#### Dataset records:

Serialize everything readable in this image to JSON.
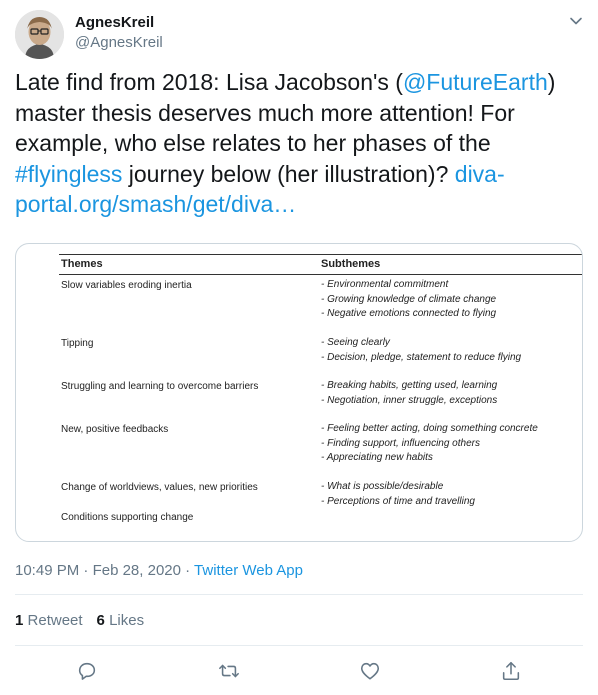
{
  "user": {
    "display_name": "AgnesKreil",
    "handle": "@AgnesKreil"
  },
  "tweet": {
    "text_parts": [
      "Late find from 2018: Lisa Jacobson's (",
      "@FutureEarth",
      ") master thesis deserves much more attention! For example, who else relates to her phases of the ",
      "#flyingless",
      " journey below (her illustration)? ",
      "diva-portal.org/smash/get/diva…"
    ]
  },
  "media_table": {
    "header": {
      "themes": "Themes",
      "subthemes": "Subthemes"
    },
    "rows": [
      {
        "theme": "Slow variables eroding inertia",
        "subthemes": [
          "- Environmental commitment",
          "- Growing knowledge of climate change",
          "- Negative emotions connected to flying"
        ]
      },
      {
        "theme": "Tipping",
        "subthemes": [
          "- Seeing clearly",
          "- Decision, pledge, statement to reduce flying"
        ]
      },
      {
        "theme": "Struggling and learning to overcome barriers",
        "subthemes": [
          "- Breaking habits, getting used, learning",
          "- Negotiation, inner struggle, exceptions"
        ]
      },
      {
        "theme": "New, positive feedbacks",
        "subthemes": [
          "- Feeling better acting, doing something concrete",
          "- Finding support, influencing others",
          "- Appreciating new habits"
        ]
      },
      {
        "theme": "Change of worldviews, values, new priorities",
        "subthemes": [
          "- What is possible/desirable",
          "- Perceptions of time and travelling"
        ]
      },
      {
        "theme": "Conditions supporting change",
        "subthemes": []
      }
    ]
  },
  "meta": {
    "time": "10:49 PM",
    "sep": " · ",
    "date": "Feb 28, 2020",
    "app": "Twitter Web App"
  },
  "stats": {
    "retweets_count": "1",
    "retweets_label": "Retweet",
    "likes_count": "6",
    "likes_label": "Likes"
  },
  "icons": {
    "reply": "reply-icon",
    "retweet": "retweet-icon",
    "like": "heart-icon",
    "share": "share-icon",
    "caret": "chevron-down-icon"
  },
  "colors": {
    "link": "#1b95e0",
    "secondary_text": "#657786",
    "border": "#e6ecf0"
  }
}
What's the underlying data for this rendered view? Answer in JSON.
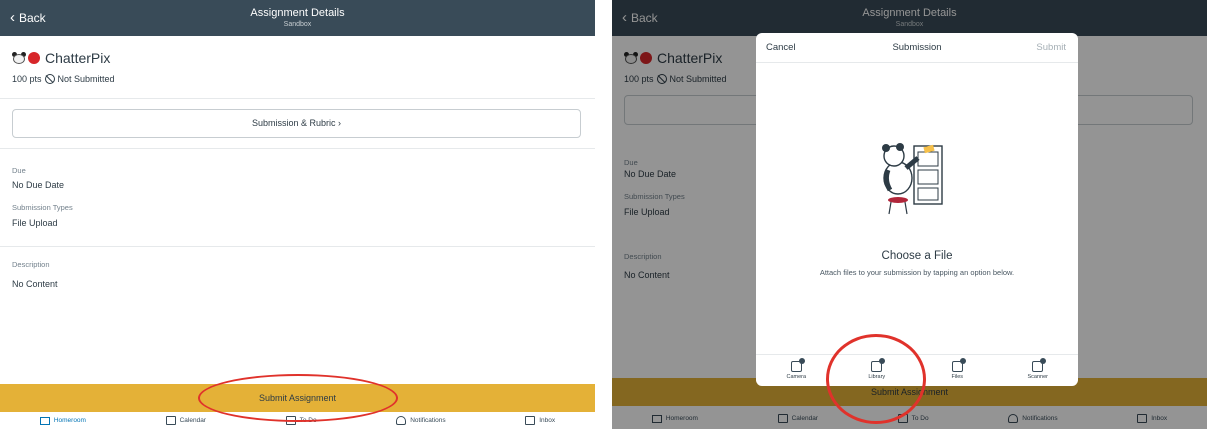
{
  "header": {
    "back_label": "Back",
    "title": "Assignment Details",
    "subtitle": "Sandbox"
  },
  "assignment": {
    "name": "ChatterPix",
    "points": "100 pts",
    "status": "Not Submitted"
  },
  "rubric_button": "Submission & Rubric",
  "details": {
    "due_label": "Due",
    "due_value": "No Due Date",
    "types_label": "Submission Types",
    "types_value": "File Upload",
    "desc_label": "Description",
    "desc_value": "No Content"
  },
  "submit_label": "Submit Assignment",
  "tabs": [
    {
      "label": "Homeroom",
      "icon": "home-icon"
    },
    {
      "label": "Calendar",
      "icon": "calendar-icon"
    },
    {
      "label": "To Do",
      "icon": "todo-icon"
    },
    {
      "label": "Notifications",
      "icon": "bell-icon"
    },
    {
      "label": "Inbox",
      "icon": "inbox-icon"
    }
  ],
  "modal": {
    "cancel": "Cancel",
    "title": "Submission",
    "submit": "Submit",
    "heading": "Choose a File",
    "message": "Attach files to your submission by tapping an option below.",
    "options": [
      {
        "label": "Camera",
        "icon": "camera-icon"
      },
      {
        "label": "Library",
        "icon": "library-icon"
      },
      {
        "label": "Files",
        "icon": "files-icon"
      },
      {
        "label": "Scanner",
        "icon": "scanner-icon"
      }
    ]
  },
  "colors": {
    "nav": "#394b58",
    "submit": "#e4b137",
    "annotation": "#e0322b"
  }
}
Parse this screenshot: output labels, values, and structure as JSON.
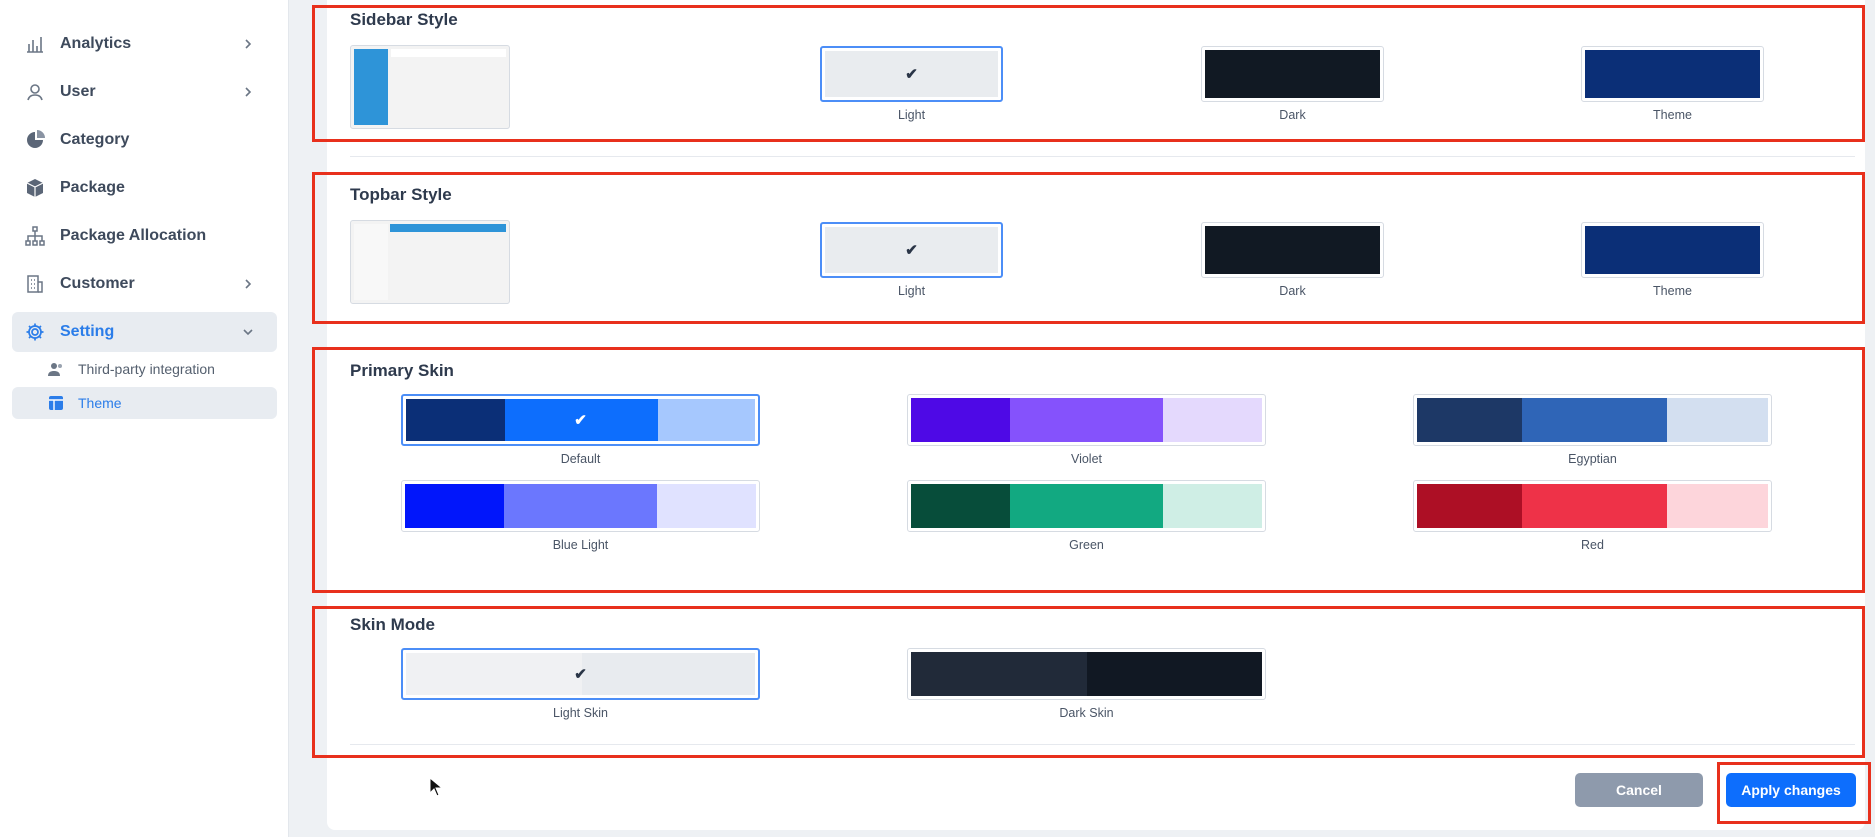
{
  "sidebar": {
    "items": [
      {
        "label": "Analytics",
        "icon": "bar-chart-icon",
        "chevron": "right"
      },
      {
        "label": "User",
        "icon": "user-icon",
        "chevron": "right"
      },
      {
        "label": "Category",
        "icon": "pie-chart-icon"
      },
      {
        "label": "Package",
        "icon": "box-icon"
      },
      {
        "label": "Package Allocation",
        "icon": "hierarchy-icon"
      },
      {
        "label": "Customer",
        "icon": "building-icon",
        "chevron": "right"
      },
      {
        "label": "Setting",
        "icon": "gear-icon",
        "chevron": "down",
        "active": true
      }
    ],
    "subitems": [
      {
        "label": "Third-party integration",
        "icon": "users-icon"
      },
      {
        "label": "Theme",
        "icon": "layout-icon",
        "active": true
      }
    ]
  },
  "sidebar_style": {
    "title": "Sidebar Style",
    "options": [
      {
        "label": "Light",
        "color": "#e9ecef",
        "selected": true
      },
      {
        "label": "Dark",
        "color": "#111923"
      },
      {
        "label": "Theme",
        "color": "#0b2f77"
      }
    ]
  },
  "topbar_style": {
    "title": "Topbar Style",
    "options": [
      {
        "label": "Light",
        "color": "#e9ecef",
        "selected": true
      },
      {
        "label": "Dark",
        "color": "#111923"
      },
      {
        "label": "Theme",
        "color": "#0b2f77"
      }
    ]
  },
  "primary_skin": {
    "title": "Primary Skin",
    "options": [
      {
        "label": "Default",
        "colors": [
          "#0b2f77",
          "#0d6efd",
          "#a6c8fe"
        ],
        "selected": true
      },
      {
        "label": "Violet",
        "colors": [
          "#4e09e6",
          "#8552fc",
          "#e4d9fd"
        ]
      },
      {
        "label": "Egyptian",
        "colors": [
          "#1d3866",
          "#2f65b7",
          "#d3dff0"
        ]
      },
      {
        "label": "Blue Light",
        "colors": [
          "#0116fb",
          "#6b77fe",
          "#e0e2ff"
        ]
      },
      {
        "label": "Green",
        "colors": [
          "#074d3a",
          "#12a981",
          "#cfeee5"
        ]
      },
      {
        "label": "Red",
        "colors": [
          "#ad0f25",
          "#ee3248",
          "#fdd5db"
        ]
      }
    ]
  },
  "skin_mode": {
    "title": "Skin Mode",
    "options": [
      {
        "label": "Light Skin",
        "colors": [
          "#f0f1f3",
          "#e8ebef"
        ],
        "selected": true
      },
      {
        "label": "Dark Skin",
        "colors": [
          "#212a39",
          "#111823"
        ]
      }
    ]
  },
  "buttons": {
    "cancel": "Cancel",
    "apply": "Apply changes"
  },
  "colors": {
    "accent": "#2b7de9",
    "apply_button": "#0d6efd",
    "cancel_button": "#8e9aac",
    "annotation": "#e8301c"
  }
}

#### EXERCISE:
Exclude the pictures, and transcribe all of the material exactly.

#### FINAL ANSWER:
Serialize everything readable in this image to JSON.
{
  "user": {
    "display_name": "AgnesKreil",
    "handle": "@AgnesKreil"
  },
  "tweet": {
    "text_parts": [
      "Late find from 2018: Lisa Jacobson's (",
      "@FutureEarth",
      ") master thesis deserves much more attention! For example, who else relates to her phases of the ",
      "#flyingless",
      " journey below (her illustration)? ",
      "diva-portal.org/smash/get/diva…"
    ]
  },
  "media_table": {
    "header": {
      "themes": "Themes",
      "subthemes": "Subthemes"
    },
    "rows": [
      {
        "theme": "Slow variables eroding inertia",
        "subthemes": [
          "- Environmental commitment",
          "- Growing knowledge of climate change",
          "- Negative emotions connected to flying"
        ]
      },
      {
        "theme": "Tipping",
        "subthemes": [
          "- Seeing clearly",
          "- Decision, pledge, statement to reduce flying"
        ]
      },
      {
        "theme": "Struggling and learning to overcome barriers",
        "subthemes": [
          "- Breaking habits, getting used, learning",
          "- Negotiation, inner struggle, exceptions"
        ]
      },
      {
        "theme": "New, positive feedbacks",
        "subthemes": [
          "- Feeling better acting, doing something concrete",
          "- Finding support, influencing others",
          "- Appreciating new habits"
        ]
      },
      {
        "theme": "Change of worldviews, values, new priorities",
        "subthemes": [
          "- What is possible/desirable",
          "- Perceptions of time and travelling"
        ]
      },
      {
        "theme": "Conditions supporting change",
        "subthemes": []
      }
    ]
  },
  "meta": {
    "time": "10:49 PM",
    "sep": " · ",
    "date": "Feb 28, 2020",
    "app": "Twitter Web App"
  },
  "stats": {
    "retweets_count": "1",
    "retweets_label": "Retweet",
    "likes_count": "6",
    "likes_label": "Likes"
  },
  "icons": {
    "reply": "reply-icon",
    "retweet": "retweet-icon",
    "like": "heart-icon",
    "share": "share-icon",
    "caret": "chevron-down-icon"
  },
  "colors": {
    "link": "#1b95e0",
    "secondary_text": "#657786",
    "border": "#e6ecf0"
  }
}
What's the underlying data for this rendered view? Answer in JSON.
{
  "header": {
    "back_label": "Back",
    "title": "Assignment Details",
    "subtitle": "Sandbox"
  },
  "assignment": {
    "name": "ChatterPix",
    "points": "100 pts",
    "status": "Not Submitted"
  },
  "rubric_button": "Submission & Rubric",
  "details": {
    "due_label": "Due",
    "due_value": "No Due Date",
    "types_label": "Submission Types",
    "types_value": "File Upload",
    "desc_label": "Description",
    "desc_value": "No Content"
  },
  "submit_label": "Submit Assignment",
  "tabs": [
    {
      "label": "Homeroom",
      "icon": "home-icon"
    },
    {
      "label": "Calendar",
      "icon": "calendar-icon"
    },
    {
      "label": "To Do",
      "icon": "todo-icon"
    },
    {
      "label": "Notifications",
      "icon": "bell-icon"
    },
    {
      "label": "Inbox",
      "icon": "inbox-icon"
    }
  ],
  "modal": {
    "cancel": "Cancel",
    "title": "Submission",
    "submit": "Submit",
    "heading": "Choose a File",
    "message": "Attach files to your submission by tapping an option below.",
    "options": [
      {
        "label": "Camera",
        "icon": "camera-icon"
      },
      {
        "label": "Library",
        "icon": "library-icon"
      },
      {
        "label": "Files",
        "icon": "files-icon"
      },
      {
        "label": "Scanner",
        "icon": "scanner-icon"
      }
    ]
  },
  "colors": {
    "nav": "#394b58",
    "submit": "#e4b137",
    "annotation": "#e0322b"
  }
}
Parse this screenshot: output labels, values, and structure as JSON.
{
  "sidebar": {
    "items": [
      {
        "label": "Analytics",
        "icon": "bar-chart-icon",
        "chevron": "right"
      },
      {
        "label": "User",
        "icon": "user-icon",
        "chevron": "right"
      },
      {
        "label": "Category",
        "icon": "pie-chart-icon"
      },
      {
        "label": "Package",
        "icon": "box-icon"
      },
      {
        "label": "Package Allocation",
        "icon": "hierarchy-icon"
      },
      {
        "label": "Customer",
        "icon": "building-icon",
        "chevron": "right"
      },
      {
        "label": "Setting",
        "icon": "gear-icon",
        "chevron": "down",
        "active": true
      }
    ],
    "subitems": [
      {
        "label": "Third-party integration",
        "icon": "users-icon"
      },
      {
        "label": "Theme",
        "icon": "layout-icon",
        "active": true
      }
    ]
  },
  "sidebar_style": {
    "title": "Sidebar Style",
    "options": [
      {
        "label": "Light",
        "color": "#e9ecef",
        "selected": true
      },
      {
        "label": "Dark",
        "color": "#111923"
      },
      {
        "label": "Theme",
        "color": "#0b2f77"
      }
    ]
  },
  "topbar_style": {
    "title": "Topbar Style",
    "options": [
      {
        "label": "Light",
        "color": "#e9ecef",
        "selected": true
      },
      {
        "label": "Dark",
        "color": "#111923"
      },
      {
        "label": "Theme",
        "color": "#0b2f77"
      }
    ]
  },
  "primary_skin": {
    "title": "Primary Skin",
    "options": [
      {
        "label": "Default",
        "colors": [
          "#0b2f77",
          "#0d6efd",
          "#a6c8fe"
        ],
        "selected": true
      },
      {
        "label": "Violet",
        "colors": [
          "#4e09e6",
          "#8552fc",
          "#e4d9fd"
        ]
      },
      {
        "label": "Egyptian",
        "colors": [
          "#1d3866",
          "#2f65b7",
          "#d3dff0"
        ]
      },
      {
        "label": "Blue Light",
        "colors": [
          "#0116fb",
          "#6b77fe",
          "#e0e2ff"
        ]
      },
      {
        "label": "Green",
        "colors": [
          "#074d3a",
          "#12a981",
          "#cfeee5"
        ]
      },
      {
        "label": "Red",
        "colors": [
          "#ad0f25",
          "#ee3248",
          "#fdd5db"
        ]
      }
    ]
  },
  "skin_mode": {
    "title": "Skin Mode",
    "options": [
      {
        "label": "Light Skin",
        "colors": [
          "#f0f1f3",
          "#e8ebef"
        ],
        "selected": true
      },
      {
        "label": "Dark Skin",
        "colors": [
          "#212a39",
          "#111823"
        ]
      }
    ]
  },
  "buttons": {
    "cancel": "Cancel",
    "apply": "Apply changes"
  },
  "colors": {
    "accent": "#2b7de9",
    "apply_button": "#0d6efd",
    "cancel_button": "#8e9aac",
    "annotation": "#e8301c"
  }
}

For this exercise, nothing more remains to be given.